■ STATED EXERCISE
Each entry in the listing below should be restated word for word.

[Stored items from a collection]
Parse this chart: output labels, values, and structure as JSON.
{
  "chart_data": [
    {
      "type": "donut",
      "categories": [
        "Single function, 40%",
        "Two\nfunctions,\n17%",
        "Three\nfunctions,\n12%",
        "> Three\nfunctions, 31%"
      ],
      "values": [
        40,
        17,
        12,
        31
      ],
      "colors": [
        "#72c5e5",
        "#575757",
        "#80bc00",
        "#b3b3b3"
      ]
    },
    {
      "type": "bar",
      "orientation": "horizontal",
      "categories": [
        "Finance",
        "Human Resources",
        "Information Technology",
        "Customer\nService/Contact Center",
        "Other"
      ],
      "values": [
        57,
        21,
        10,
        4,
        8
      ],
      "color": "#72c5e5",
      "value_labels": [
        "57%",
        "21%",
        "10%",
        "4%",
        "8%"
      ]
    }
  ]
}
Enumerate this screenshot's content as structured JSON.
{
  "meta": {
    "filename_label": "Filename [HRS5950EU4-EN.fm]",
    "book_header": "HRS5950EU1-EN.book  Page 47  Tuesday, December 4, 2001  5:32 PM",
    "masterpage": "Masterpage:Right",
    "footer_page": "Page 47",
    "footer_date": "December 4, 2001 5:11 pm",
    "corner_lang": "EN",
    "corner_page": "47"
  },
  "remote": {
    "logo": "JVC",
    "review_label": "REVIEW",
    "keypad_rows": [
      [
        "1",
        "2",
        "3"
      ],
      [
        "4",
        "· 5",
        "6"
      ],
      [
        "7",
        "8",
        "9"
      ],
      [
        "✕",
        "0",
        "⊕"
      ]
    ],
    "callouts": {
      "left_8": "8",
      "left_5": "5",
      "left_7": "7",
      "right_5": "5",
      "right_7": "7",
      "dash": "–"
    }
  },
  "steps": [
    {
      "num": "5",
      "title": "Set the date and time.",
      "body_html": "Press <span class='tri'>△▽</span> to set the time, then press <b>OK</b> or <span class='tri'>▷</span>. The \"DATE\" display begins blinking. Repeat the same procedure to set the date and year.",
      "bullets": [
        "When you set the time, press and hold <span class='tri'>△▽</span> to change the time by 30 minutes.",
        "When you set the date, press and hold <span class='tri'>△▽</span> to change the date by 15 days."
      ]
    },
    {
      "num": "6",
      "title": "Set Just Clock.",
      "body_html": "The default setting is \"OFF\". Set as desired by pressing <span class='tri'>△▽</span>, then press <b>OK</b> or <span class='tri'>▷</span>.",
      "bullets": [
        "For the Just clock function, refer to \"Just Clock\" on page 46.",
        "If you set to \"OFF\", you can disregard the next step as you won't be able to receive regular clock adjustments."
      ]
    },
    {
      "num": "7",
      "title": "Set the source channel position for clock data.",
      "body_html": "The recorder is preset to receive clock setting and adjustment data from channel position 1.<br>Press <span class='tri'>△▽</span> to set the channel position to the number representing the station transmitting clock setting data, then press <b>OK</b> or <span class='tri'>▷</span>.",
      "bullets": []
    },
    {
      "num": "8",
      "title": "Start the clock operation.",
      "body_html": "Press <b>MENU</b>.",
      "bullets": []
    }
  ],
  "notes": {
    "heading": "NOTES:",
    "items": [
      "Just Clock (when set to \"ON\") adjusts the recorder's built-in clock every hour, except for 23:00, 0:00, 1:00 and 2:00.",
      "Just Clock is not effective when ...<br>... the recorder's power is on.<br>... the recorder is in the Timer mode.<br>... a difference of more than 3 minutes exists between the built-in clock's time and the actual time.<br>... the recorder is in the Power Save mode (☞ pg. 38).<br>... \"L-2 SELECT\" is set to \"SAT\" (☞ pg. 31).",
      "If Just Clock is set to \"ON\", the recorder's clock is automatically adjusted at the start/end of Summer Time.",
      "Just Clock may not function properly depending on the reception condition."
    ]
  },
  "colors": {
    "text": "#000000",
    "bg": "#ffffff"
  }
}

■ TASK ANSWER
Parse this chart: output labels, values, and structure as JSON.
{
  "chart_data": [
    {
      "type": "donut",
      "categories": [
        "Single function, 40%",
        "Two\nfunctions,\n17%",
        "Three\nfunctions,\n12%",
        "> Three\nfunctions, 31%"
      ],
      "values": [
        40,
        17,
        12,
        31
      ],
      "colors": [
        "#72c5e5",
        "#575757",
        "#80bc00",
        "#b3b3b3"
      ]
    },
    {
      "type": "bar",
      "orientation": "horizontal",
      "categories": [
        "Finance",
        "Human Resources",
        "Information Technology",
        "Customer\nService/Contact Center",
        "Other"
      ],
      "values": [
        57,
        21,
        10,
        4,
        8
      ],
      "color": "#72c5e5",
      "value_labels": [
        "57%",
        "21%",
        "10%",
        "4%",
        "8%"
      ]
    }
  ]
}
Enumerate this screenshot's content as structured JSON.
{
  "meta": {
    "filename_label": "Filename [HRS5950EU4-EN.fm]",
    "book_header": "HRS5950EU1-EN.book  Page 47  Tuesday, December 4, 2001  5:32 PM",
    "masterpage": "Masterpage:Right",
    "footer_page": "Page 47",
    "footer_date": "December 4, 2001 5:11 pm",
    "corner_lang": "EN",
    "corner_page": "47"
  },
  "remote": {
    "logo": "JVC",
    "review_label": "REVIEW",
    "keypad_rows": [
      [
        "1",
        "2",
        "3"
      ],
      [
        "4",
        "· 5",
        "6"
      ],
      [
        "7",
        "8",
        "9"
      ],
      [
        "✕",
        "0",
        "⊕"
      ]
    ],
    "callouts": {
      "left_8": "8",
      "left_5": "5",
      "left_7": "7",
      "right_5": "5",
      "right_7": "7",
      "dash": "–"
    }
  },
  "steps": [
    {
      "num": "5",
      "title": "Set the date and time.",
      "body_html": "Press <span class='tri'>△▽</span> to set the time, then press <b>OK</b> or <span class='tri'>▷</span>. The \"DATE\" display begins blinking. Repeat the same procedure to set the date and year.",
      "bullets": [
        "When you set the time, press and hold <span class='tri'>△▽</span> to change the time by 30 minutes.",
        "When you set the date, press and hold <span class='tri'>△▽</span> to change the date by 15 days."
      ]
    },
    {
      "num": "6",
      "title": "Set Just Clock.",
      "body_html": "The default setting is \"OFF\". Set as desired by pressing <span class='tri'>△▽</span>, then press <b>OK</b> or <span class='tri'>▷</span>.",
      "bullets": [
        "For the Just clock function, refer to \"Just Clock\" on page 46.",
        "If you set to \"OFF\", you can disregard the next step as you won't be able to receive regular clock adjustments."
      ]
    },
    {
      "num": "7",
      "title": "Set the source channel position for clock data.",
      "body_html": "The recorder is preset to receive clock setting and adjustment data from channel position 1.<br>Press <span class='tri'>△▽</span> to set the channel position to the number representing the station transmitting clock setting data, then press <b>OK</b> or <span class='tri'>▷</span>.",
      "bullets": []
    },
    {
      "num": "8",
      "title": "Start the clock operation.",
      "body_html": "Press <b>MENU</b>.",
      "bullets": []
    }
  ],
  "notes": {
    "heading": "NOTES:",
    "items": [
      "Just Clock (when set to \"ON\") adjusts the recorder's built-in clock every hour, except for 23:00, 0:00, 1:00 and 2:00.",
      "Just Clock is not effective when ...<br>... the recorder's power is on.<br>... the recorder is in the Timer mode.<br>... a difference of more than 3 minutes exists between the built-in clock's time and the actual time.<br>... the recorder is in the Power Save mode (☞ pg. 38).<br>... \"L-2 SELECT\" is set to \"SAT\" (☞ pg. 31).",
      "If Just Clock is set to \"ON\", the recorder's clock is automatically adjusted at the start/end of Summer Time.",
      "Just Clock may not function properly depending on the reception condition."
    ]
  },
  "colors": {
    "text": "#000000",
    "bg": "#ffffff"
  }
}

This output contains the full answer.